DATASET EXTRACT –

————————

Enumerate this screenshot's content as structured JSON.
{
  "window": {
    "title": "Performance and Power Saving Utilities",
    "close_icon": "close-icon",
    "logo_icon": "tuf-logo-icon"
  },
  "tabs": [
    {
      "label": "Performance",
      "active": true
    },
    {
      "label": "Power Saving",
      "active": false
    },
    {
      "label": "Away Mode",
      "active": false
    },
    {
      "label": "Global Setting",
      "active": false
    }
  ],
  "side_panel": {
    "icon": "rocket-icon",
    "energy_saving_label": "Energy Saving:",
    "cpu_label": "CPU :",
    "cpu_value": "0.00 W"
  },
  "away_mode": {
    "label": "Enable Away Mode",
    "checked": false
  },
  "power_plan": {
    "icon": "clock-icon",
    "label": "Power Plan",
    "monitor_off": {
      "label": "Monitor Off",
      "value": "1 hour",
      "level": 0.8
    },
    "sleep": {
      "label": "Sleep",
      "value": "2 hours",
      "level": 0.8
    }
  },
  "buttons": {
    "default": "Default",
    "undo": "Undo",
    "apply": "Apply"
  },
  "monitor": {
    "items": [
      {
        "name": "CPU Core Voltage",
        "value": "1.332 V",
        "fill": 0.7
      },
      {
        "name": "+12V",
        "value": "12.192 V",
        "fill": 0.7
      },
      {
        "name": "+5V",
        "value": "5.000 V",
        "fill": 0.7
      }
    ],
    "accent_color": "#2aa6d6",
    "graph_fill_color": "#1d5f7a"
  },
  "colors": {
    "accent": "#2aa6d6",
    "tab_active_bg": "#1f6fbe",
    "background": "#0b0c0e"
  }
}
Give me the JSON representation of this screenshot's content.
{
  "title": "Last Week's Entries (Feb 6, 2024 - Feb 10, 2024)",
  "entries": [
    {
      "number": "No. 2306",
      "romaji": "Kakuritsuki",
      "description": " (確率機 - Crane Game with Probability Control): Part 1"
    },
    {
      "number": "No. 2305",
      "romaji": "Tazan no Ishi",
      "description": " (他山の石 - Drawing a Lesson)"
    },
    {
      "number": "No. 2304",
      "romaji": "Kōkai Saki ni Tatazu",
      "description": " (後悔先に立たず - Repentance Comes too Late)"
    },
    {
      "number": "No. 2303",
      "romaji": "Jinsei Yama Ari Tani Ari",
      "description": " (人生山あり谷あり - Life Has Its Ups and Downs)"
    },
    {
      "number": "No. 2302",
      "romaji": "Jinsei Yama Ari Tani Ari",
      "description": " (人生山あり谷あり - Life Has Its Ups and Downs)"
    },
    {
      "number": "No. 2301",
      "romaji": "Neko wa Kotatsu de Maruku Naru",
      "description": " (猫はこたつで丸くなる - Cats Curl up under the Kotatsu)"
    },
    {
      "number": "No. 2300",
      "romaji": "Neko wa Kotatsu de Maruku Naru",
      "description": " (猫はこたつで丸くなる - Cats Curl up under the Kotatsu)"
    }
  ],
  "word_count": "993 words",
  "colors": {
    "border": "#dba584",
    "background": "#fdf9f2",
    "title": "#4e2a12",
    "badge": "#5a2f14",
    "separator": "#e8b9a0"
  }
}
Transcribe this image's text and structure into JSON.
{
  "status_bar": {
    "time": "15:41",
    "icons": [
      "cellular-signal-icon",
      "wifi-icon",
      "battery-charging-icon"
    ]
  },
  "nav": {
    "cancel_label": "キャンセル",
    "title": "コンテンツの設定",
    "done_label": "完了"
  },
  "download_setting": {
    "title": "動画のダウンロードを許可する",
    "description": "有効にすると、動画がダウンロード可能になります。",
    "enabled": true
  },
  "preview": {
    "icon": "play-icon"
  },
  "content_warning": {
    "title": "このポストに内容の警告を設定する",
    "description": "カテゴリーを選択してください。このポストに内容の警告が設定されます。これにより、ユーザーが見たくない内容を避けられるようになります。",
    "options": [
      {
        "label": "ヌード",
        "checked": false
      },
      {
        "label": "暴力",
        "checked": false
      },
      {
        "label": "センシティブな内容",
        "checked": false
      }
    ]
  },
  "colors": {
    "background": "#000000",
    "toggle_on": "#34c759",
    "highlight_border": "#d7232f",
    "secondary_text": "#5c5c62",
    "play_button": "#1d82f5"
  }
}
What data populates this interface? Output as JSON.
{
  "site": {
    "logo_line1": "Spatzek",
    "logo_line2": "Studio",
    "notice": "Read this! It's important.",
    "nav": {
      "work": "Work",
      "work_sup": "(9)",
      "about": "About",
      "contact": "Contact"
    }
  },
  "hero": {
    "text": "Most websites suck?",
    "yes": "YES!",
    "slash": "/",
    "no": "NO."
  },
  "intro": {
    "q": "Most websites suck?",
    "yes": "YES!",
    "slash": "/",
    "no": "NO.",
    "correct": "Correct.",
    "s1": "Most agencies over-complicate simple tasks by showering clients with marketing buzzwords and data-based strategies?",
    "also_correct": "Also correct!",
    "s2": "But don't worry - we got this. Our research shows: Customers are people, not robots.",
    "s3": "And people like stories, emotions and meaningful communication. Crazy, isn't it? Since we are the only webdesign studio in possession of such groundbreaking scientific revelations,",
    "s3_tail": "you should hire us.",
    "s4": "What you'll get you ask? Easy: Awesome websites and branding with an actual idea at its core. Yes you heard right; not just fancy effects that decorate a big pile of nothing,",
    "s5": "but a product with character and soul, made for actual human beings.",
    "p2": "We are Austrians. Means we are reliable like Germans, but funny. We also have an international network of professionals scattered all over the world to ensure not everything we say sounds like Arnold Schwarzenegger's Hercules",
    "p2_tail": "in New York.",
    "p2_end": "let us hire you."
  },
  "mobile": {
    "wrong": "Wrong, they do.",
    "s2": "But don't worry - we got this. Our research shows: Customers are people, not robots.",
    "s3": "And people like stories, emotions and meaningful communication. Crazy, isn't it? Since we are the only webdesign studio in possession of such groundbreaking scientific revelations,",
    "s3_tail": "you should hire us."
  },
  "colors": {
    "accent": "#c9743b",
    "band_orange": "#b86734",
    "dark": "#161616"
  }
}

————————

REQUIREMENT – Copy out each line of the material that holds the word "What".

SOLUTION TO THE PROBLEM –
What data populates this interface? Output as JSON.
    "s4": "What you'll get you ask? Easy: Awesome websites and branding with an actual idea at its core. Yes you heard right; not just fancy effects that decorate a big pile of nothing,",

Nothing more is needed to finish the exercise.